What needs to be done
Write out the complete material exactly as it stands.

(Dataset listings of figures)
------------
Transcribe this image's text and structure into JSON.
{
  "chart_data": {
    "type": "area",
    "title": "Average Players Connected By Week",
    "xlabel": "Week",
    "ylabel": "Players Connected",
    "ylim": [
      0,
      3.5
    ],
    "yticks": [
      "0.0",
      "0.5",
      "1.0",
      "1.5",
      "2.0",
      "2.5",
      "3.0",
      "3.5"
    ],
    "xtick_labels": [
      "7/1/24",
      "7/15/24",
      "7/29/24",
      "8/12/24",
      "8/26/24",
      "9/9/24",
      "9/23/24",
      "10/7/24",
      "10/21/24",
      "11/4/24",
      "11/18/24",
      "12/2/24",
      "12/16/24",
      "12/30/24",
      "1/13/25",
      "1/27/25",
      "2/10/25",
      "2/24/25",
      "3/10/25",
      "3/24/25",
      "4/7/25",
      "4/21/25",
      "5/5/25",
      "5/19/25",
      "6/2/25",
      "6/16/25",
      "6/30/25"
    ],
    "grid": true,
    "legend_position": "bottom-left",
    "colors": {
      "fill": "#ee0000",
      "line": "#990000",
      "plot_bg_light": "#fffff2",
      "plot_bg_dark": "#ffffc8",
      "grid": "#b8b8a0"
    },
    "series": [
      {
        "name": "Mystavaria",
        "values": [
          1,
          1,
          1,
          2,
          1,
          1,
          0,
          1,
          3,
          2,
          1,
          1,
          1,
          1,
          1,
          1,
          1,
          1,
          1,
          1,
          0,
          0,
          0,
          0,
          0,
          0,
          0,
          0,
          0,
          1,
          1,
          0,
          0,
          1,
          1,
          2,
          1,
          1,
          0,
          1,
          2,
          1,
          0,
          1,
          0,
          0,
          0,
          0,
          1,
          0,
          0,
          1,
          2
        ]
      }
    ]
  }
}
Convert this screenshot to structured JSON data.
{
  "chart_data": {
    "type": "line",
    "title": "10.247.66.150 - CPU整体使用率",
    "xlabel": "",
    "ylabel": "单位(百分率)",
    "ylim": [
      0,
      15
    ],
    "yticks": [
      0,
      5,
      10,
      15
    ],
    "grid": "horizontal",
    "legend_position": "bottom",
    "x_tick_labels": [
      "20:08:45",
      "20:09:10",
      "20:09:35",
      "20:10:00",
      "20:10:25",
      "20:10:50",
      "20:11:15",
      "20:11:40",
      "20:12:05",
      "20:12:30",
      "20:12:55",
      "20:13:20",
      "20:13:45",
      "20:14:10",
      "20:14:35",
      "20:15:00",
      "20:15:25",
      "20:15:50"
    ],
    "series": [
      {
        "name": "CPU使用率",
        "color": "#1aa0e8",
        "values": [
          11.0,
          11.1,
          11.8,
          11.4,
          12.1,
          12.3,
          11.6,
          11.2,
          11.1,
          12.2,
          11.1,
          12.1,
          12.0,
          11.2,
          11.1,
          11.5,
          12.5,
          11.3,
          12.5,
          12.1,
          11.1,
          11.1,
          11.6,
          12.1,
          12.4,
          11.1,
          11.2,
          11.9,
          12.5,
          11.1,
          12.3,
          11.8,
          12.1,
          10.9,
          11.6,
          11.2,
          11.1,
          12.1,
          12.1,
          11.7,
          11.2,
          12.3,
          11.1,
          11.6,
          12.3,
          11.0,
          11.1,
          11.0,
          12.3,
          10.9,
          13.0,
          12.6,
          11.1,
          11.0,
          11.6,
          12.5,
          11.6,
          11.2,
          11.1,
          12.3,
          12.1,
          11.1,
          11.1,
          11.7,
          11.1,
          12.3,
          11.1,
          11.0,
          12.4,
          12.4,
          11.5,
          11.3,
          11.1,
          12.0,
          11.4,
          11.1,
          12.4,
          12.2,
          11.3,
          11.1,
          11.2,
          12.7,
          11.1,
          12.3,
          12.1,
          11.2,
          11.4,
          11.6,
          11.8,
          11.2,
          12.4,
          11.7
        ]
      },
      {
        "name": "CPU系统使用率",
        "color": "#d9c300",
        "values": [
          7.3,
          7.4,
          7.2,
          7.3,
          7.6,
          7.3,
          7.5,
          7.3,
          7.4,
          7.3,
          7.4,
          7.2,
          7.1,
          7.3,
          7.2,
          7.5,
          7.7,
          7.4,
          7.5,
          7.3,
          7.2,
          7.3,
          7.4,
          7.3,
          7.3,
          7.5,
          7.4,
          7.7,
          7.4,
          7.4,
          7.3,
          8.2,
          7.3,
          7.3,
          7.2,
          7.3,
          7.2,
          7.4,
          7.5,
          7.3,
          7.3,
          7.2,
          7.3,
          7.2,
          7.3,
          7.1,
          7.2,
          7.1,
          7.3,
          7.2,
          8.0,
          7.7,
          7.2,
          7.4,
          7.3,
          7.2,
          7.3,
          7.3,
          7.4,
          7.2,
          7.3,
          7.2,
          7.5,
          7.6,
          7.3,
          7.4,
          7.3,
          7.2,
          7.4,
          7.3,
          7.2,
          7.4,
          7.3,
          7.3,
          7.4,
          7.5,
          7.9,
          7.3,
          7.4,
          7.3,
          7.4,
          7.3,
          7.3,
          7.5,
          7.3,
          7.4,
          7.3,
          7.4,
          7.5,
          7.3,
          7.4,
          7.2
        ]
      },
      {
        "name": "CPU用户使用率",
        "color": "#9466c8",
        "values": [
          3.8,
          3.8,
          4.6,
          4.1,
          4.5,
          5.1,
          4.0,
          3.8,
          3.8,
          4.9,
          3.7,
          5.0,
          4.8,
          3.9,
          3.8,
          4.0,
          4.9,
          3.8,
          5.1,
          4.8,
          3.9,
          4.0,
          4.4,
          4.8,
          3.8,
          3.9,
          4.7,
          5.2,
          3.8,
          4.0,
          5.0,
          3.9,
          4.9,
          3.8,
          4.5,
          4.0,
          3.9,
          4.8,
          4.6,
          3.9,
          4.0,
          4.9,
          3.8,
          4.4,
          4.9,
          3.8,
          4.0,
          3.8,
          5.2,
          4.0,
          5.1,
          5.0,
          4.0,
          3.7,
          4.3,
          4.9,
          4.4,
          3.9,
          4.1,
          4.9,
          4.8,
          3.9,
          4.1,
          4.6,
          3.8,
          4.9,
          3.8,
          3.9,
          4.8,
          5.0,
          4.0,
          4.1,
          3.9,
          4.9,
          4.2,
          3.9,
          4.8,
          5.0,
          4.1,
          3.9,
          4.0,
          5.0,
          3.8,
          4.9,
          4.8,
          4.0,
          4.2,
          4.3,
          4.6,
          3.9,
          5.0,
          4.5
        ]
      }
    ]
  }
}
------------
Task answer
Transcribe this image's text and structure into JSON.
{
  "chart_data": {
    "type": "area",
    "title": "Average Players Connected By Week",
    "xlabel": "Week",
    "ylabel": "Players Connected",
    "ylim": [
      0,
      3.5
    ],
    "yticks": [
      "0.0",
      "0.5",
      "1.0",
      "1.5",
      "2.0",
      "2.5",
      "3.0",
      "3.5"
    ],
    "xtick_labels": [
      "7/1/24",
      "7/15/24",
      "7/29/24",
      "8/12/24",
      "8/26/24",
      "9/9/24",
      "9/23/24",
      "10/7/24",
      "10/21/24",
      "11/4/24",
      "11/18/24",
      "12/2/24",
      "12/16/24",
      "12/30/24",
      "1/13/25",
      "1/27/25",
      "2/10/25",
      "2/24/25",
      "3/10/25",
      "3/24/25",
      "4/7/25",
      "4/21/25",
      "5/5/25",
      "5/19/25",
      "6/2/25",
      "6/16/25",
      "6/30/25"
    ],
    "grid": true,
    "legend_position": "bottom-left",
    "colors": {
      "fill": "#ee0000",
      "line": "#990000",
      "plot_bg_light": "#fffff2",
      "plot_bg_dark": "#ffffc8",
      "grid": "#b8b8a0"
    },
    "series": [
      {
        "name": "Mystavaria",
        "values": [
          1,
          1,
          1,
          2,
          1,
          1,
          0,
          1,
          3,
          2,
          1,
          1,
          1,
          1,
          1,
          1,
          1,
          1,
          1,
          1,
          0,
          0,
          0,
          0,
          0,
          0,
          0,
          0,
          0,
          1,
          1,
          0,
          0,
          1,
          1,
          2,
          1,
          1,
          0,
          1,
          2,
          1,
          0,
          1,
          0,
          0,
          0,
          0,
          1,
          0,
          0,
          1,
          2
        ]
      }
    ]
  }
}
Convert this screenshot to structured JSON data.
{
  "chart_data": {
    "type": "line",
    "title": "10.247.66.150 - CPU整体使用率",
    "xlabel": "",
    "ylabel": "单位(百分率)",
    "ylim": [
      0,
      15
    ],
    "yticks": [
      0,
      5,
      10,
      15
    ],
    "grid": "horizontal",
    "legend_position": "bottom",
    "x_tick_labels": [
      "20:08:45",
      "20:09:10",
      "20:09:35",
      "20:10:00",
      "20:10:25",
      "20:10:50",
      "20:11:15",
      "20:11:40",
      "20:12:05",
      "20:12:30",
      "20:12:55",
      "20:13:20",
      "20:13:45",
      "20:14:10",
      "20:14:35",
      "20:15:00",
      "20:15:25",
      "20:15:50"
    ],
    "series": [
      {
        "name": "CPU使用率",
        "color": "#1aa0e8",
        "values": [
          11.0,
          11.1,
          11.8,
          11.4,
          12.1,
          12.3,
          11.6,
          11.2,
          11.1,
          12.2,
          11.1,
          12.1,
          12.0,
          11.2,
          11.1,
          11.5,
          12.5,
          11.3,
          12.5,
          12.1,
          11.1,
          11.1,
          11.6,
          12.1,
          12.4,
          11.1,
          11.2,
          11.9,
          12.5,
          11.1,
          12.3,
          11.8,
          12.1,
          10.9,
          11.6,
          11.2,
          11.1,
          12.1,
          12.1,
          11.7,
          11.2,
          12.3,
          11.1,
          11.6,
          12.3,
          11.0,
          11.1,
          11.0,
          12.3,
          10.9,
          13.0,
          12.6,
          11.1,
          11.0,
          11.6,
          12.5,
          11.6,
          11.2,
          11.1,
          12.3,
          12.1,
          11.1,
          11.1,
          11.7,
          11.1,
          12.3,
          11.1,
          11.0,
          12.4,
          12.4,
          11.5,
          11.3,
          11.1,
          12.0,
          11.4,
          11.1,
          12.4,
          12.2,
          11.3,
          11.1,
          11.2,
          12.7,
          11.1,
          12.3,
          12.1,
          11.2,
          11.4,
          11.6,
          11.8,
          11.2,
          12.4,
          11.7
        ]
      },
      {
        "name": "CPU系统使用率",
        "color": "#d9c300",
        "values": [
          7.3,
          7.4,
          7.2,
          7.3,
          7.6,
          7.3,
          7.5,
          7.3,
          7.4,
          7.3,
          7.4,
          7.2,
          7.1,
          7.3,
          7.2,
          7.5,
          7.7,
          7.4,
          7.5,
          7.3,
          7.2,
          7.3,
          7.4,
          7.3,
          7.3,
          7.5,
          7.4,
          7.7,
          7.4,
          7.4,
          7.3,
          8.2,
          7.3,
          7.3,
          7.2,
          7.3,
          7.2,
          7.4,
          7.5,
          7.3,
          7.3,
          7.2,
          7.3,
          7.2,
          7.3,
          7.1,
          7.2,
          7.1,
          7.3,
          7.2,
          8.0,
          7.7,
          7.2,
          7.4,
          7.3,
          7.2,
          7.3,
          7.3,
          7.4,
          7.2,
          7.3,
          7.2,
          7.5,
          7.6,
          7.3,
          7.4,
          7.3,
          7.2,
          7.4,
          7.3,
          7.2,
          7.4,
          7.3,
          7.3,
          7.4,
          7.5,
          7.9,
          7.3,
          7.4,
          7.3,
          7.4,
          7.3,
          7.3,
          7.5,
          7.3,
          7.4,
          7.3,
          7.4,
          7.5,
          7.3,
          7.4,
          7.2
        ]
      },
      {
        "name": "CPU用户使用率",
        "color": "#9466c8",
        "values": [
          3.8,
          3.8,
          4.6,
          4.1,
          4.5,
          5.1,
          4.0,
          3.8,
          3.8,
          4.9,
          3.7,
          5.0,
          4.8,
          3.9,
          3.8,
          4.0,
          4.9,
          3.8,
          5.1,
          4.8,
          3.9,
          4.0,
          4.4,
          4.8,
          3.8,
          3.9,
          4.7,
          5.2,
          3.8,
          4.0,
          5.0,
          3.9,
          4.9,
          3.8,
          4.5,
          4.0,
          3.9,
          4.8,
          4.6,
          3.9,
          4.0,
          4.9,
          3.8,
          4.4,
          4.9,
          3.8,
          4.0,
          3.8,
          5.2,
          4.0,
          5.1,
          5.0,
          4.0,
          3.7,
          4.3,
          4.9,
          4.4,
          3.9,
          4.1,
          4.9,
          4.8,
          3.9,
          4.1,
          4.6,
          3.8,
          4.9,
          3.8,
          3.9,
          4.8,
          5.0,
          4.0,
          4.1,
          3.9,
          4.9,
          4.2,
          3.9,
          4.8,
          5.0,
          4.1,
          3.9,
          4.0,
          5.0,
          3.8,
          4.9,
          4.8,
          4.0,
          4.2,
          4.3,
          4.6,
          3.9,
          5.0,
          4.5
        ]
      }
    ]
  }
}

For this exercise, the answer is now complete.